> _DATASET ROWS_:
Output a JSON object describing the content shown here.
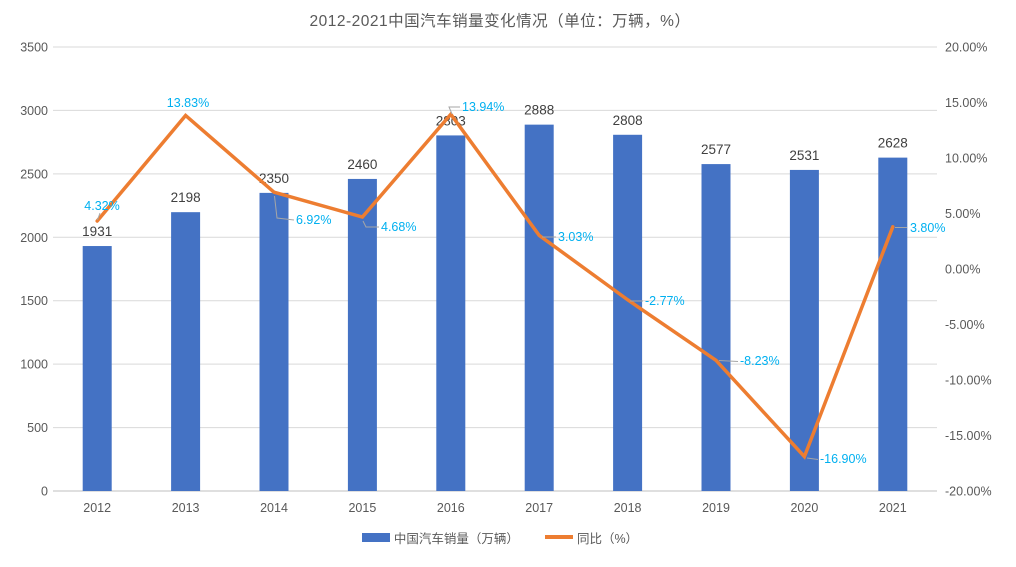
{
  "title": "2012-2021中国汽车销量变化情况（单位：万辆，%）",
  "colors": {
    "bar": "#4472C4",
    "line": "#ED7D31",
    "pct_label": "#00B0F0",
    "value_label": "#404040",
    "axis_text": "#595959",
    "gridline": "#D9D9D9",
    "axis_line": "#BFBFBF",
    "leader": "#A6A6A6",
    "background": "#FFFFFF"
  },
  "chart_data": {
    "type": "bar",
    "subtype": "bar+line combo, dual axis",
    "title": "2012-2021中国汽车销量变化情况（单位：万辆，%）",
    "categories": [
      "2012",
      "2013",
      "2014",
      "2015",
      "2016",
      "2017",
      "2018",
      "2019",
      "2020",
      "2021"
    ],
    "series": [
      {
        "name": "中国汽车销量（万辆）",
        "type": "bar",
        "axis": "left",
        "color": "#4472C4",
        "values": [
          1931,
          2198,
          2350,
          2460,
          2803,
          2888,
          2808,
          2577,
          2531,
          2628
        ],
        "data_labels": [
          "1931",
          "2198",
          "2350",
          "2460",
          "2803",
          "2888",
          "2808",
          "2577",
          "2531",
          "2628"
        ]
      },
      {
        "name": "同比（%）",
        "type": "line",
        "axis": "right",
        "color": "#ED7D31",
        "values": [
          4.32,
          13.83,
          6.92,
          4.68,
          13.94,
          3.03,
          -2.77,
          -8.23,
          -16.9,
          3.8
        ],
        "data_labels": [
          "4.32%",
          "13.83%",
          "6.92%",
          "4.68%",
          "13.94%",
          "3.03%",
          "-2.77%",
          "-8.23%",
          "-16.90%",
          "3.80%"
        ]
      }
    ],
    "left_axis": {
      "min": 0,
      "max": 3500,
      "step": 500,
      "tick_labels": [
        "3500",
        "3000",
        "2500",
        "2000",
        "1500",
        "1000",
        "500",
        "0"
      ]
    },
    "right_axis": {
      "min": -20,
      "max": 20,
      "step": 5,
      "tick_labels": [
        "20.00%",
        "15.00%",
        "10.00%",
        "5.00%",
        "0.00%",
        "-5.00%",
        "-10.00%",
        "-15.00%",
        "-20.00%"
      ]
    },
    "gridlines": "horizontal only",
    "legend_position": "bottom"
  },
  "legend": {
    "items": [
      {
        "label": "中国汽车销量（万辆）",
        "swatch": "bar",
        "color": "#4472C4"
      },
      {
        "label": "同比（%）",
        "swatch": "line",
        "color": "#ED7D31"
      }
    ]
  }
}
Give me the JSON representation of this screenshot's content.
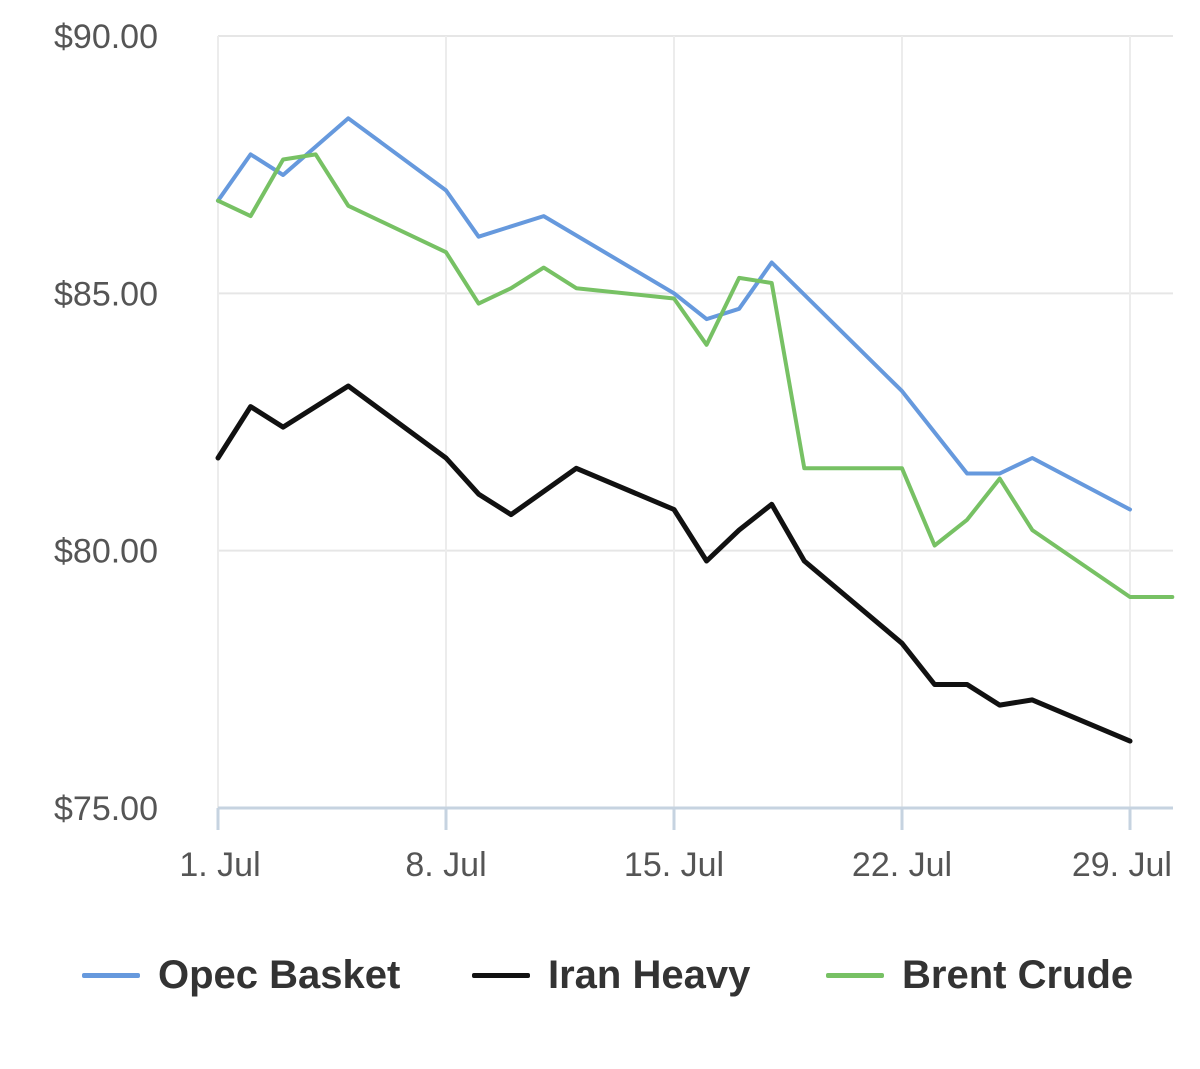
{
  "chart_data": {
    "type": "line",
    "y_tick_labels": [
      "$75.00",
      "$80.00",
      "$85.00",
      "$90.00"
    ],
    "y_ticks": [
      75,
      80,
      85,
      90
    ],
    "ylim": [
      75,
      90
    ],
    "x_tick_labels": [
      "1. Jul",
      "8. Jul",
      "15. Jul",
      "22. Jul",
      "29. Jul"
    ],
    "x_ticks": [
      1,
      8,
      15,
      22,
      29
    ],
    "xlim": [
      1,
      30.3
    ],
    "grid": true,
    "legend_position": "bottom",
    "series": [
      {
        "name": "Opec Basket",
        "color": "#6699dd",
        "x": [
          1,
          2,
          3,
          5,
          8,
          9,
          11,
          15,
          16,
          17,
          18,
          22,
          24,
          25,
          26,
          29
        ],
        "values": [
          86.8,
          87.7,
          87.3,
          88.4,
          87.0,
          86.1,
          86.5,
          85.0,
          84.5,
          84.7,
          85.6,
          83.1,
          81.5,
          81.5,
          81.8,
          80.8
        ]
      },
      {
        "name": "Iran Heavy",
        "color": "#111111",
        "x": [
          1,
          2,
          3,
          5,
          8,
          9,
          10,
          12,
          15,
          16,
          17,
          18,
          19,
          22,
          23,
          24,
          25,
          26,
          29
        ],
        "values": [
          81.8,
          82.8,
          82.4,
          83.2,
          81.8,
          81.1,
          80.7,
          81.6,
          80.8,
          79.8,
          80.4,
          80.9,
          79.8,
          78.2,
          77.4,
          77.4,
          77.0,
          77.1,
          76.3
        ]
      },
      {
        "name": "Brent Crude",
        "color": "#77c164",
        "x": [
          1,
          2,
          3,
          4,
          5,
          8,
          9,
          10,
          11,
          12,
          15,
          16,
          17,
          18,
          19,
          22,
          23,
          24,
          25,
          26,
          29,
          30.3
        ],
        "values": [
          86.8,
          86.5,
          87.6,
          87.7,
          86.7,
          85.8,
          84.8,
          85.1,
          85.5,
          85.1,
          84.9,
          84.0,
          85.3,
          85.2,
          81.6,
          81.6,
          80.1,
          80.6,
          81.4,
          80.4,
          79.1,
          79.1
        ]
      }
    ]
  }
}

> _EXERCISE OBJECTIVE_:
Show every line that contains the word "title".

> _TASK RESPONSE_:
  "title": "2012-2021中国汽车销量变化情况（单位：万辆，%）",
    "title": "2012-2021中国汽车销量变化情况（单位：万辆，%）",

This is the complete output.